__Extracts from a graphics dataset__.

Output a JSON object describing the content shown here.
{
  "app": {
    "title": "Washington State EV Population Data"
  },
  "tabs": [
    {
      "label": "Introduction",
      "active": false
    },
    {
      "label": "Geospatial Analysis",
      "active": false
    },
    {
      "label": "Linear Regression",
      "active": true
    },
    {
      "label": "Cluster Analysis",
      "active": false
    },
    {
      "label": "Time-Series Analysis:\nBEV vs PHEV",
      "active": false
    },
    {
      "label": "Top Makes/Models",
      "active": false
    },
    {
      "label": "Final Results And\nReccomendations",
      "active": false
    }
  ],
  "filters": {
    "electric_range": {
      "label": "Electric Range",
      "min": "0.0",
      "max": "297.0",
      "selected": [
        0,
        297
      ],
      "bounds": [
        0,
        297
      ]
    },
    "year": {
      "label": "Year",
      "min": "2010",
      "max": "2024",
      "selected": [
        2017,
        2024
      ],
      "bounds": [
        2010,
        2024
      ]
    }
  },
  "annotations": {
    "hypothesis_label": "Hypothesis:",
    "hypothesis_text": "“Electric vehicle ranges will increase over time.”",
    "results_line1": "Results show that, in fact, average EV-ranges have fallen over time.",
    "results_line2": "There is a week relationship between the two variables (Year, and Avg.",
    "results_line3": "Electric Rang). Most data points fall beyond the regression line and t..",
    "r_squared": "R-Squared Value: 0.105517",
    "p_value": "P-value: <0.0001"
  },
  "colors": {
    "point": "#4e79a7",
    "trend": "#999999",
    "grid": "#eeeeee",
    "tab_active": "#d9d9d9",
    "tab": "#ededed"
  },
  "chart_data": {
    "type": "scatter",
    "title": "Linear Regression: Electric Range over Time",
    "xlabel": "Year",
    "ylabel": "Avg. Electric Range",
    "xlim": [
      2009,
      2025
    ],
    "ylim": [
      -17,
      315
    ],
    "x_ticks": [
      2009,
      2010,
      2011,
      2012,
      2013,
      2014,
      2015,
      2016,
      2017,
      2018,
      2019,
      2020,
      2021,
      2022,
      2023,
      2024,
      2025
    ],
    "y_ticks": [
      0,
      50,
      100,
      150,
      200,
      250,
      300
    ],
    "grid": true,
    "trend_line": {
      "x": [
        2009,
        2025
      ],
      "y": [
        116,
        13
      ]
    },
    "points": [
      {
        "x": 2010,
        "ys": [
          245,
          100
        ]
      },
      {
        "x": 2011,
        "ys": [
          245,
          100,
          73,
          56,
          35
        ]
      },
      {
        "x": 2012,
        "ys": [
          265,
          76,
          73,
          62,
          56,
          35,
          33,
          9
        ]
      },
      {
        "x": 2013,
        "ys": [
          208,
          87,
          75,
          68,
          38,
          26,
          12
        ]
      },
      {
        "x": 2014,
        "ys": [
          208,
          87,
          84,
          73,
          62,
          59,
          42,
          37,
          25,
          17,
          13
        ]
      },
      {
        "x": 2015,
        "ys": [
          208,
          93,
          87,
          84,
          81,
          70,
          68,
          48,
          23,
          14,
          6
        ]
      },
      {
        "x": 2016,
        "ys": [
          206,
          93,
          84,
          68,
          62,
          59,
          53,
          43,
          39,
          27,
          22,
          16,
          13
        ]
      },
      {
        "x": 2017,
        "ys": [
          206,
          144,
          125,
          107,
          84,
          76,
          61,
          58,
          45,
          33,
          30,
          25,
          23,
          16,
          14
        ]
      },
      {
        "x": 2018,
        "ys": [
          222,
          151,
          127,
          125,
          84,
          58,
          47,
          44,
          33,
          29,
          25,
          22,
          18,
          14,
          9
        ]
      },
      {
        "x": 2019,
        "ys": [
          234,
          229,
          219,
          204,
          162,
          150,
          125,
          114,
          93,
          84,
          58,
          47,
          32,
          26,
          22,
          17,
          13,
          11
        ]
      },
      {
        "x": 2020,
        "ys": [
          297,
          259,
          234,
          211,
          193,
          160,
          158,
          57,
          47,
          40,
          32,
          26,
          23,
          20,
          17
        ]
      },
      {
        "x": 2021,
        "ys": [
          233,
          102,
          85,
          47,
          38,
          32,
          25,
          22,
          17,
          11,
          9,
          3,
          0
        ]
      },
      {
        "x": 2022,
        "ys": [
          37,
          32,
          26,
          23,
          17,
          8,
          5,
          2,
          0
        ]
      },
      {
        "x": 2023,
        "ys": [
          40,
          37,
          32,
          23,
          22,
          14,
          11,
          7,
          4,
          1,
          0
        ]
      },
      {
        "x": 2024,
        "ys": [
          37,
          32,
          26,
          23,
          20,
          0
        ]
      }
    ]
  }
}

__WHAT IS ASKED__.
Write the material out again word for word.

__TASK ANSWER__.
Output a JSON object describing the content shown here.
{
  "app": {
    "title": "Washington State EV Population Data"
  },
  "tabs": [
    {
      "label": "Introduction",
      "active": false
    },
    {
      "label": "Geospatial Analysis",
      "active": false
    },
    {
      "label": "Linear Regression",
      "active": true
    },
    {
      "label": "Cluster Analysis",
      "active": false
    },
    {
      "label": "Time-Series Analysis:\nBEV vs PHEV",
      "active": false
    },
    {
      "label": "Top Makes/Models",
      "active": false
    },
    {
      "label": "Final Results And\nReccomendations",
      "active": false
    }
  ],
  "filters": {
    "electric_range": {
      "label": "Electric Range",
      "min": "0.0",
      "max": "297.0",
      "selected": [
        0,
        297
      ],
      "bounds": [
        0,
        297
      ]
    },
    "year": {
      "label": "Year",
      "min": "2010",
      "max": "2024",
      "selected": [
        2017,
        2024
      ],
      "bounds": [
        2010,
        2024
      ]
    }
  },
  "annotations": {
    "hypothesis_label": "Hypothesis:",
    "hypothesis_text": "“Electric vehicle ranges will increase over time.”",
    "results_line1": "Results show that, in fact, average EV-ranges have fallen over time.",
    "results_line2": "There is a week relationship between the two variables (Year, and Avg.",
    "results_line3": "Electric Rang). Most data points fall beyond the regression line and t..",
    "r_squared": "R-Squared Value: 0.105517",
    "p_value": "P-value: <0.0001"
  },
  "colors": {
    "point": "#4e79a7",
    "trend": "#999999",
    "grid": "#eeeeee",
    "tab_active": "#d9d9d9",
    "tab": "#ededed"
  },
  "chart_data": {
    "type": "scatter",
    "title": "Linear Regression: Electric Range over Time",
    "xlabel": "Year",
    "ylabel": "Avg. Electric Range",
    "xlim": [
      2009,
      2025
    ],
    "ylim": [
      -17,
      315
    ],
    "x_ticks": [
      2009,
      2010,
      2011,
      2012,
      2013,
      2014,
      2015,
      2016,
      2017,
      2018,
      2019,
      2020,
      2021,
      2022,
      2023,
      2024,
      2025
    ],
    "y_ticks": [
      0,
      50,
      100,
      150,
      200,
      250,
      300
    ],
    "grid": true,
    "trend_line": {
      "x": [
        2009,
        2025
      ],
      "y": [
        116,
        13
      ]
    },
    "points": [
      {
        "x": 2010,
        "ys": [
          245,
          100
        ]
      },
      {
        "x": 2011,
        "ys": [
          245,
          100,
          73,
          56,
          35
        ]
      },
      {
        "x": 2012,
        "ys": [
          265,
          76,
          73,
          62,
          56,
          35,
          33,
          9
        ]
      },
      {
        "x": 2013,
        "ys": [
          208,
          87,
          75,
          68,
          38,
          26,
          12
        ]
      },
      {
        "x": 2014,
        "ys": [
          208,
          87,
          84,
          73,
          62,
          59,
          42,
          37,
          25,
          17,
          13
        ]
      },
      {
        "x": 2015,
        "ys": [
          208,
          93,
          87,
          84,
          81,
          70,
          68,
          48,
          23,
          14,
          6
        ]
      },
      {
        "x": 2016,
        "ys": [
          206,
          93,
          84,
          68,
          62,
          59,
          53,
          43,
          39,
          27,
          22,
          16,
          13
        ]
      },
      {
        "x": 2017,
        "ys": [
          206,
          144,
          125,
          107,
          84,
          76,
          61,
          58,
          45,
          33,
          30,
          25,
          23,
          16,
          14
        ]
      },
      {
        "x": 2018,
        "ys": [
          222,
          151,
          127,
          125,
          84,
          58,
          47,
          44,
          33,
          29,
          25,
          22,
          18,
          14,
          9
        ]
      },
      {
        "x": 2019,
        "ys": [
          234,
          229,
          219,
          204,
          162,
          150,
          125,
          114,
          93,
          84,
          58,
          47,
          32,
          26,
          22,
          17,
          13,
          11
        ]
      },
      {
        "x": 2020,
        "ys": [
          297,
          259,
          234,
          211,
          193,
          160,
          158,
          57,
          47,
          40,
          32,
          26,
          23,
          20,
          17
        ]
      },
      {
        "x": 2021,
        "ys": [
          233,
          102,
          85,
          47,
          38,
          32,
          25,
          22,
          17,
          11,
          9,
          3,
          0
        ]
      },
      {
        "x": 2022,
        "ys": [
          37,
          32,
          26,
          23,
          17,
          8,
          5,
          2,
          0
        ]
      },
      {
        "x": 2023,
        "ys": [
          40,
          37,
          32,
          23,
          22,
          14,
          11,
          7,
          4,
          1,
          0
        ]
      },
      {
        "x": 2024,
        "ys": [
          37,
          32,
          26,
          23,
          20,
          0
        ]
      }
    ]
  }
}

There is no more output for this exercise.